(Dataset items)
□ □ □ □ □

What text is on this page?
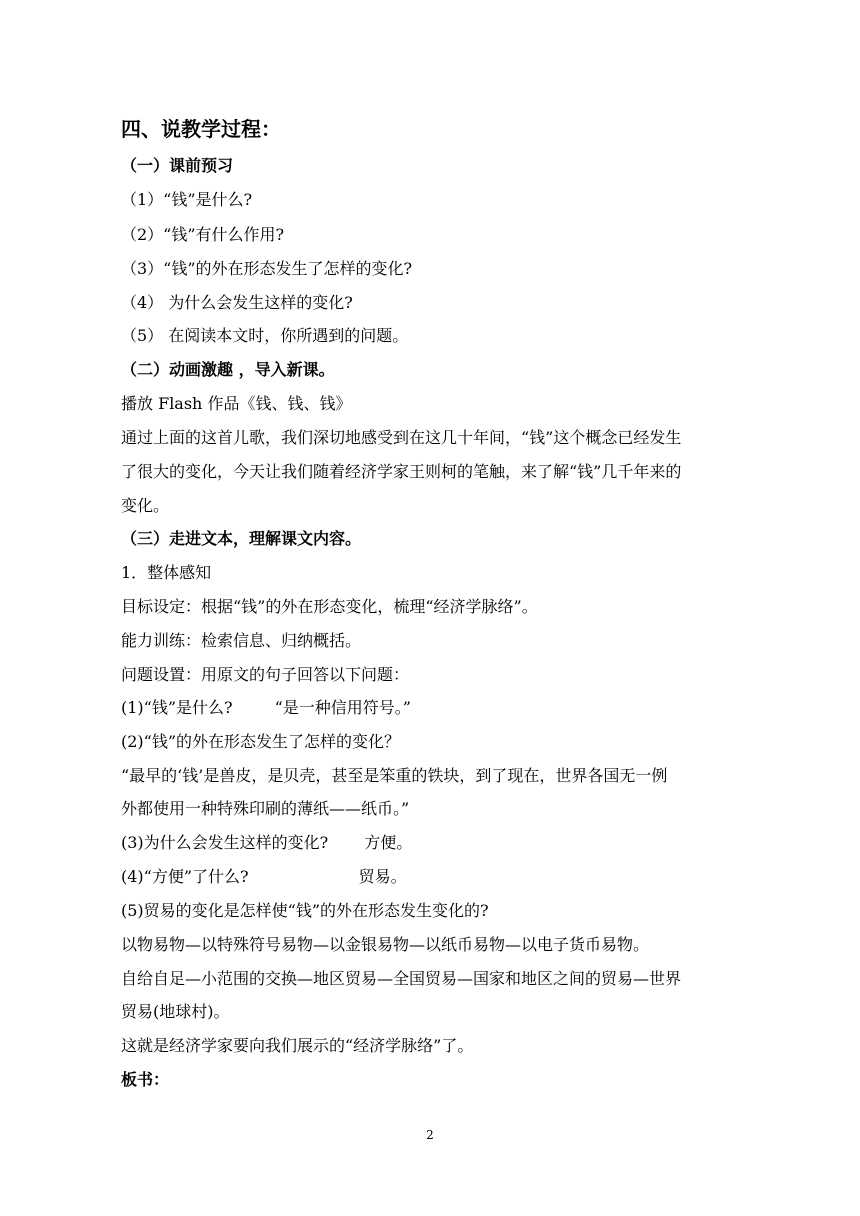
四、说教学过程：
（一）课前预习
（1）“钱”是什么?
（2）“钱”有什么作用?
（3）“钱”的外在形态发生了怎样的变化?
（4） 为什么会发生这样的变化?
（5） 在阅读本文时，你所遇到的问题。
（二）动画激趣 ，导入新课。
播放 Flash 作品《钱、钱、钱》
通过上面的这首儿歌，我们深切地感受到在这几十年间，“钱”这个概念已经发生
了很大的变化，今天让我们随着经济学家王则柯的笔触，来了解“钱”几千年来的
变化。
（三）走进文本，理解课文内容。
1．整体感知
目标设定：根据“钱”的外在形态变化，梳理“经济学脉络”。
能力训练：检索信息、归纳概括。
问题设置：用原文的句子回答以下问题：
(1)“钱”是什么?	“是一种信用符号。”
(2)“钱”的外在形态发生了怎样的变化？
“最早的‘钱’是兽皮，是贝壳，甚至是笨重的铁块，到了现在，世界各国无一例
外都使用一种特殊印刷的薄纸——纸币。”
(3)为什么会发生这样的变化? 方便。
(4)“方便”了什么?	贸易。
(5)贸易的变化是怎样使“钱”的外在形态发生变化的?
以物易物—以特殊符号易物—以金银易物—以纸币易物—以电子货币易物。
自给自足—小范围的交换—地区贸易—全国贸易—国家和地区之间的贸易—世界
贸易(地球村)。
这就是经济学家要向我们展示的“经济学脉络”了。
板书：
2
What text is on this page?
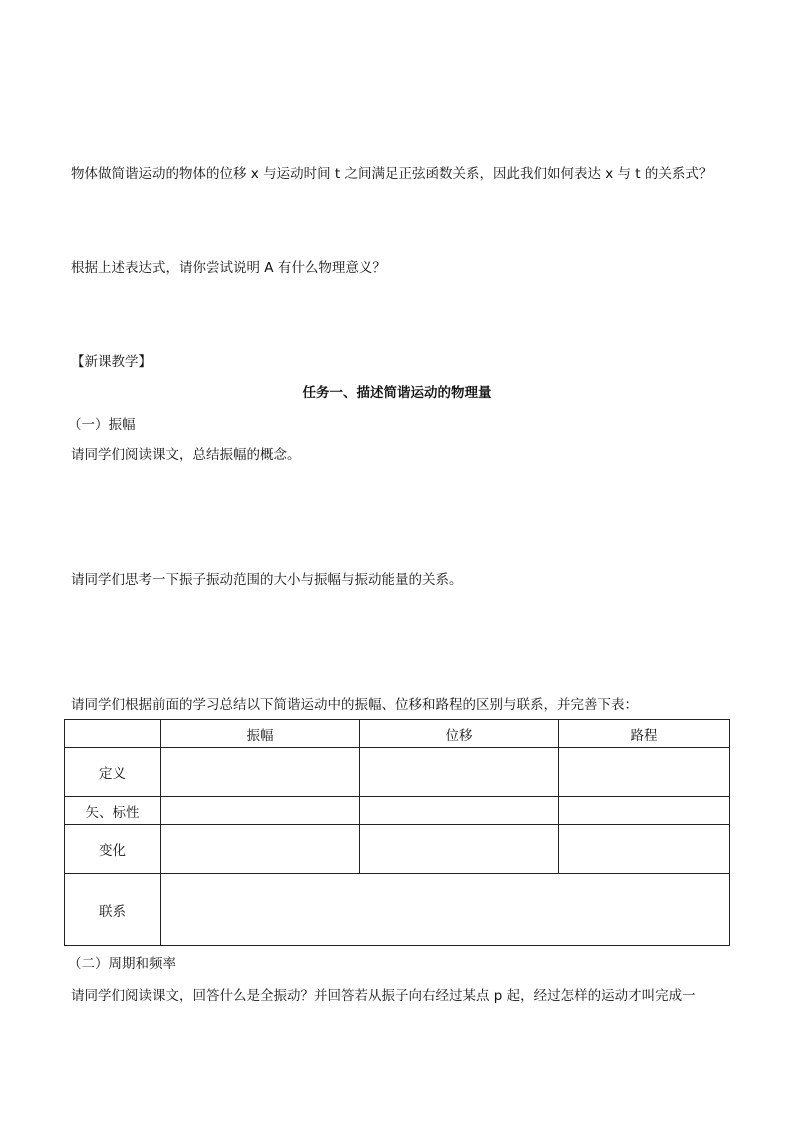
物体做简谐运动的物体的位移 x 与运动时间 t 之间满足正弦函数关系，因此我们如何表达 x 与 t 的关系式？
根据上述表达式，请你尝试说明 A 有什么物理意义？
【新课教学】
任务一、描述简谐运动的物理量
（一）振幅
请同学们阅读课文，总结振幅的概念。
请同学们思考一下振子振动范围的大小与振幅与振动能量的关系。
请同学们根据前面的学习总结以下简谐运动中的振幅、位移和路程的区别与联系，并完善下表：
	振幅	位移	路程
定义			
矢、标性			
变化			
联系			
（二）周期和频率
请同学们阅读课文，回答什么是全振动？并回答若从振子向右经过某点 p 起，经过怎样的运动才叫完成一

□ □ □ □ □

**Problem requirements**. Which lines contain the word "的外在形态发生了怎样的变化"? Return each of them.

**Exercise solution**.
（3）“钱”的外在形态发生了怎样的变化?
(2)“钱”的外在形态发生了怎样的变化？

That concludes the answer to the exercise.